[begin Data provided]

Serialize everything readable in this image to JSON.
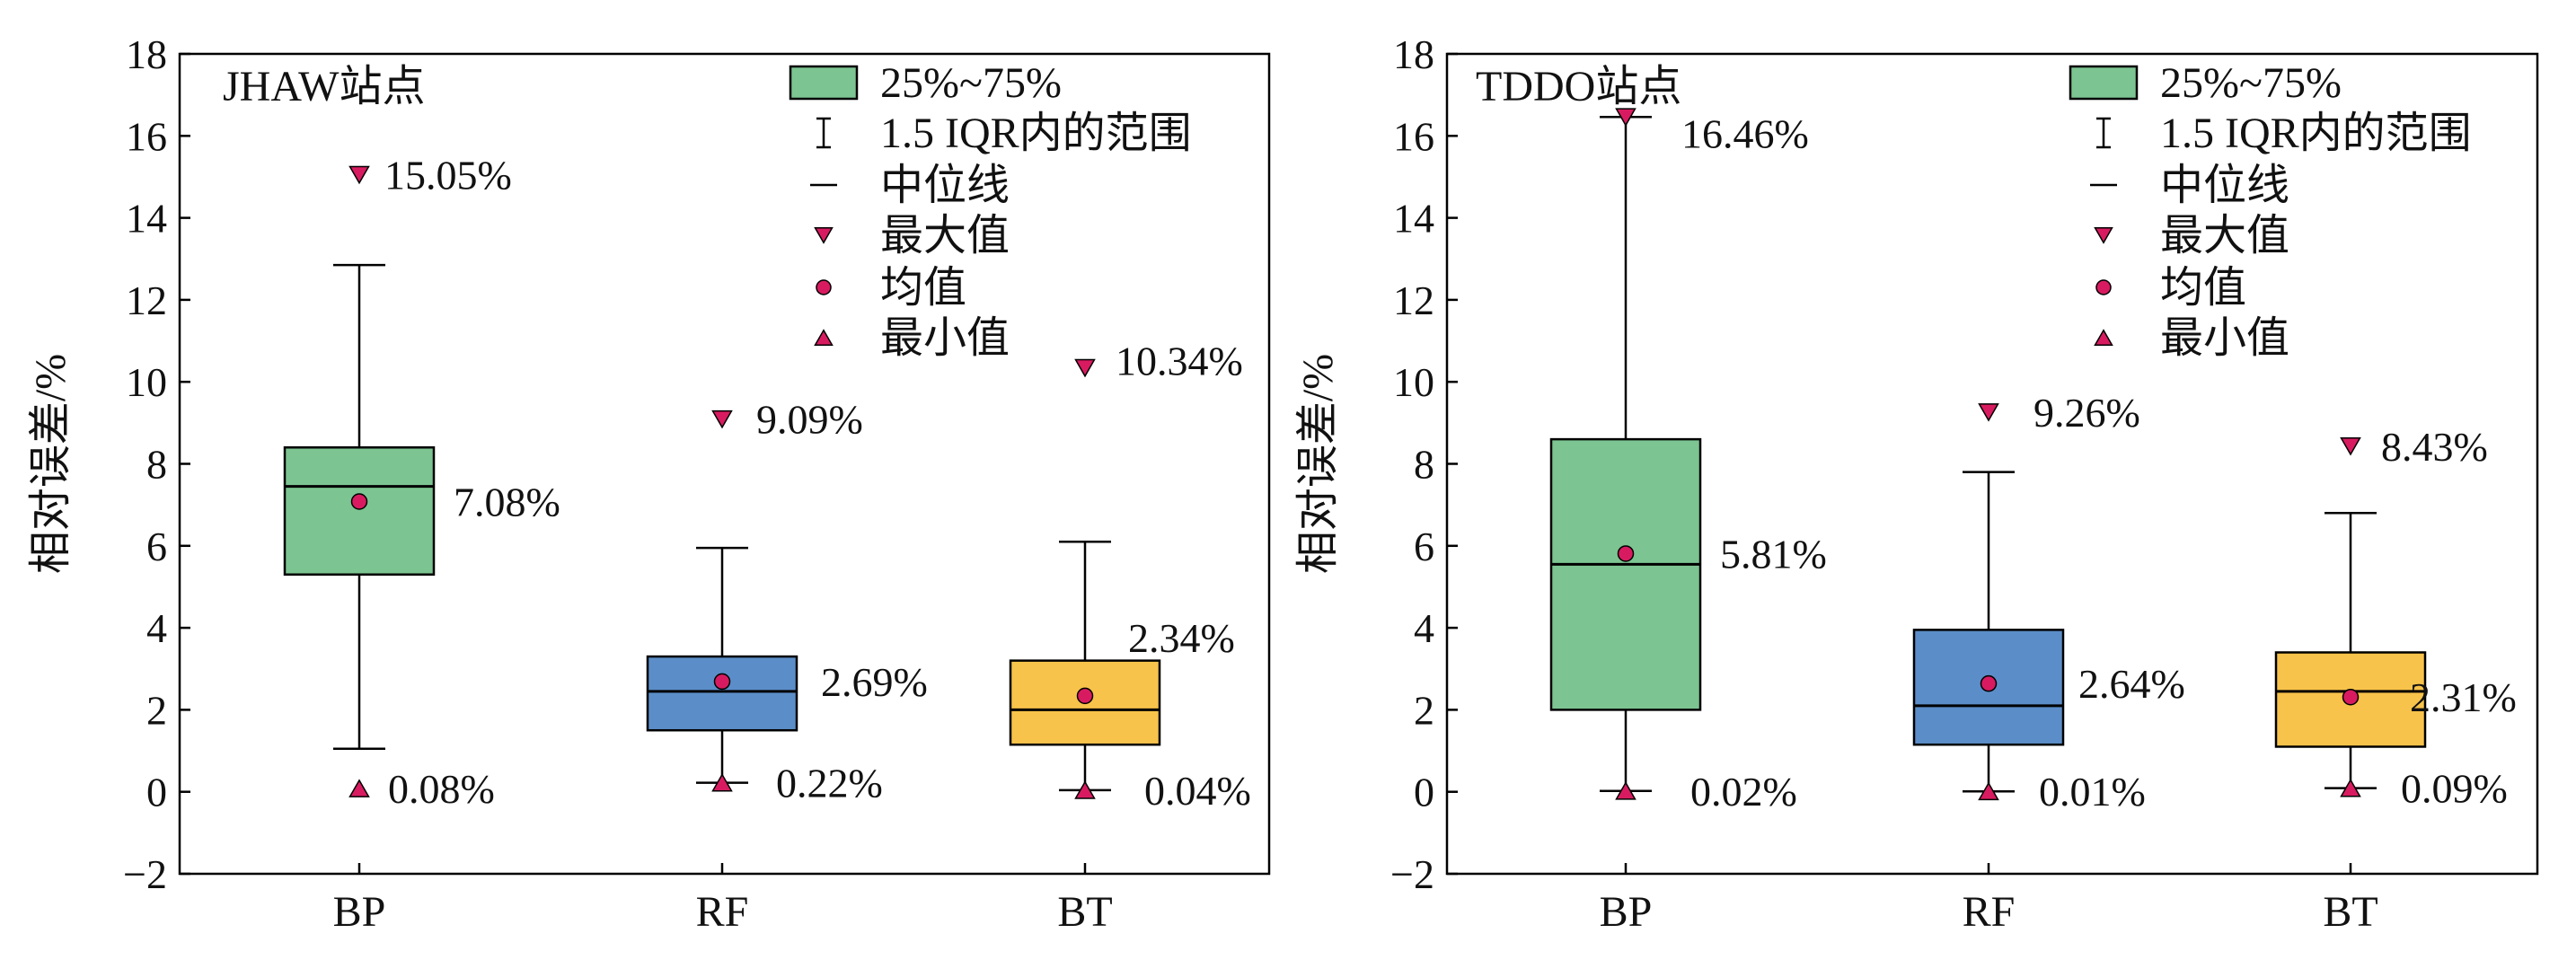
{
  "chart_data": [
    {
      "type": "box",
      "title": "JHAW站点",
      "ylabel": "相对误差/%",
      "ylim": [
        -2,
        18
      ],
      "yticks": [
        -2,
        0,
        2,
        4,
        6,
        8,
        10,
        12,
        14,
        16,
        18
      ],
      "categories": [
        "BP",
        "RF",
        "BT"
      ],
      "boxes": [
        {
          "name": "BP",
          "color": "#7cc491",
          "q1": 5.3,
          "median": 7.45,
          "q3": 8.4,
          "whisker_low": 1.05,
          "whisker_high": 12.85,
          "mean": 7.08,
          "max": 15.05,
          "min": 0.08,
          "max_label": "15.05%",
          "mean_label": "7.08%",
          "min_label": "0.08%"
        },
        {
          "name": "RF",
          "color": "#5b8ec8",
          "q1": 1.5,
          "median": 2.45,
          "q3": 3.3,
          "whisker_low": 0.22,
          "whisker_high": 5.95,
          "mean": 2.69,
          "max": 9.09,
          "min": 0.22,
          "max_label": "9.09%",
          "mean_label": "2.69%",
          "min_label": "0.22%"
        },
        {
          "name": "BT",
          "color": "#f8c34a",
          "q1": 1.15,
          "median": 2.0,
          "q3": 3.2,
          "whisker_low": 0.04,
          "whisker_high": 6.1,
          "mean": 2.34,
          "max": 10.34,
          "min": 0.04,
          "max_label": "10.34%",
          "mean_label": "2.34%",
          "min_label": "0.04%"
        }
      ]
    },
    {
      "type": "box",
      "title": "TDDO站点",
      "ylabel": "相对误差/%",
      "ylim": [
        -2,
        18
      ],
      "yticks": [
        -2,
        0,
        2,
        4,
        6,
        8,
        10,
        12,
        14,
        16,
        18
      ],
      "categories": [
        "BP",
        "RF",
        "BT"
      ],
      "boxes": [
        {
          "name": "BP",
          "color": "#7cc491",
          "q1": 2.0,
          "median": 5.55,
          "q3": 8.6,
          "whisker_low": 0.02,
          "whisker_high": 16.46,
          "mean": 5.81,
          "max": 16.46,
          "min": 0.02,
          "max_label": "16.46%",
          "mean_label": "5.81%",
          "min_label": "0.02%"
        },
        {
          "name": "RF",
          "color": "#5b8ec8",
          "q1": 1.15,
          "median": 2.1,
          "q3": 3.95,
          "whisker_low": 0.01,
          "whisker_high": 7.8,
          "mean": 2.64,
          "max": 9.26,
          "min": 0.01,
          "max_label": "9.26%",
          "mean_label": "2.64%",
          "min_label": "0.01%"
        },
        {
          "name": "BT",
          "color": "#f8c34a",
          "q1": 1.1,
          "median": 2.45,
          "q3": 3.4,
          "whisker_low": 0.09,
          "whisker_high": 6.8,
          "mean": 2.31,
          "max": 8.43,
          "min": 0.09,
          "max_label": "8.43%",
          "mean_label": "2.31%",
          "min_label": "0.09%"
        }
      ]
    }
  ],
  "legend": {
    "items": [
      {
        "key": "iqr",
        "label": "25%~75%",
        "color": "#7cc491"
      },
      {
        "key": "range",
        "label": "1.5 IQR内的范围"
      },
      {
        "key": "median",
        "label": "中位线"
      },
      {
        "key": "max",
        "label": "最大值",
        "color": "#d81b60"
      },
      {
        "key": "mean",
        "label": "均值",
        "color": "#d81b60"
      },
      {
        "key": "min",
        "label": "最小值",
        "color": "#d81b60"
      }
    ]
  },
  "marker_color": "#d81b60"
}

[end Data provided]

## [Problem requirements]
Reproduce the whole listing word for word, setting aside any pictures.

## [In response]
Serialize everything readable in this image to JSON.
{
  "chart_data": [
    {
      "type": "box",
      "title": "JHAW站点",
      "ylabel": "相对误差/%",
      "ylim": [
        -2,
        18
      ],
      "yticks": [
        -2,
        0,
        2,
        4,
        6,
        8,
        10,
        12,
        14,
        16,
        18
      ],
      "categories": [
        "BP",
        "RF",
        "BT"
      ],
      "boxes": [
        {
          "name": "BP",
          "color": "#7cc491",
          "q1": 5.3,
          "median": 7.45,
          "q3": 8.4,
          "whisker_low": 1.05,
          "whisker_high": 12.85,
          "mean": 7.08,
          "max": 15.05,
          "min": 0.08,
          "max_label": "15.05%",
          "mean_label": "7.08%",
          "min_label": "0.08%"
        },
        {
          "name": "RF",
          "color": "#5b8ec8",
          "q1": 1.5,
          "median": 2.45,
          "q3": 3.3,
          "whisker_low": 0.22,
          "whisker_high": 5.95,
          "mean": 2.69,
          "max": 9.09,
          "min": 0.22,
          "max_label": "9.09%",
          "mean_label": "2.69%",
          "min_label": "0.22%"
        },
        {
          "name": "BT",
          "color": "#f8c34a",
          "q1": 1.15,
          "median": 2.0,
          "q3": 3.2,
          "whisker_low": 0.04,
          "whisker_high": 6.1,
          "mean": 2.34,
          "max": 10.34,
          "min": 0.04,
          "max_label": "10.34%",
          "mean_label": "2.34%",
          "min_label": "0.04%"
        }
      ]
    },
    {
      "type": "box",
      "title": "TDDO站点",
      "ylabel": "相对误差/%",
      "ylim": [
        -2,
        18
      ],
      "yticks": [
        -2,
        0,
        2,
        4,
        6,
        8,
        10,
        12,
        14,
        16,
        18
      ],
      "categories": [
        "BP",
        "RF",
        "BT"
      ],
      "boxes": [
        {
          "name": "BP",
          "color": "#7cc491",
          "q1": 2.0,
          "median": 5.55,
          "q3": 8.6,
          "whisker_low": 0.02,
          "whisker_high": 16.46,
          "mean": 5.81,
          "max": 16.46,
          "min": 0.02,
          "max_label": "16.46%",
          "mean_label": "5.81%",
          "min_label": "0.02%"
        },
        {
          "name": "RF",
          "color": "#5b8ec8",
          "q1": 1.15,
          "median": 2.1,
          "q3": 3.95,
          "whisker_low": 0.01,
          "whisker_high": 7.8,
          "mean": 2.64,
          "max": 9.26,
          "min": 0.01,
          "max_label": "9.26%",
          "mean_label": "2.64%",
          "min_label": "0.01%"
        },
        {
          "name": "BT",
          "color": "#f8c34a",
          "q1": 1.1,
          "median": 2.45,
          "q3": 3.4,
          "whisker_low": 0.09,
          "whisker_high": 6.8,
          "mean": 2.31,
          "max": 8.43,
          "min": 0.09,
          "max_label": "8.43%",
          "mean_label": "2.31%",
          "min_label": "0.09%"
        }
      ]
    }
  ],
  "legend": {
    "items": [
      {
        "key": "iqr",
        "label": "25%~75%",
        "color": "#7cc491"
      },
      {
        "key": "range",
        "label": "1.5 IQR内的范围"
      },
      {
        "key": "median",
        "label": "中位线"
      },
      {
        "key": "max",
        "label": "最大值",
        "color": "#d81b60"
      },
      {
        "key": "mean",
        "label": "均值",
        "color": "#d81b60"
      },
      {
        "key": "min",
        "label": "最小值",
        "color": "#d81b60"
      }
    ]
  },
  "marker_color": "#d81b60"
}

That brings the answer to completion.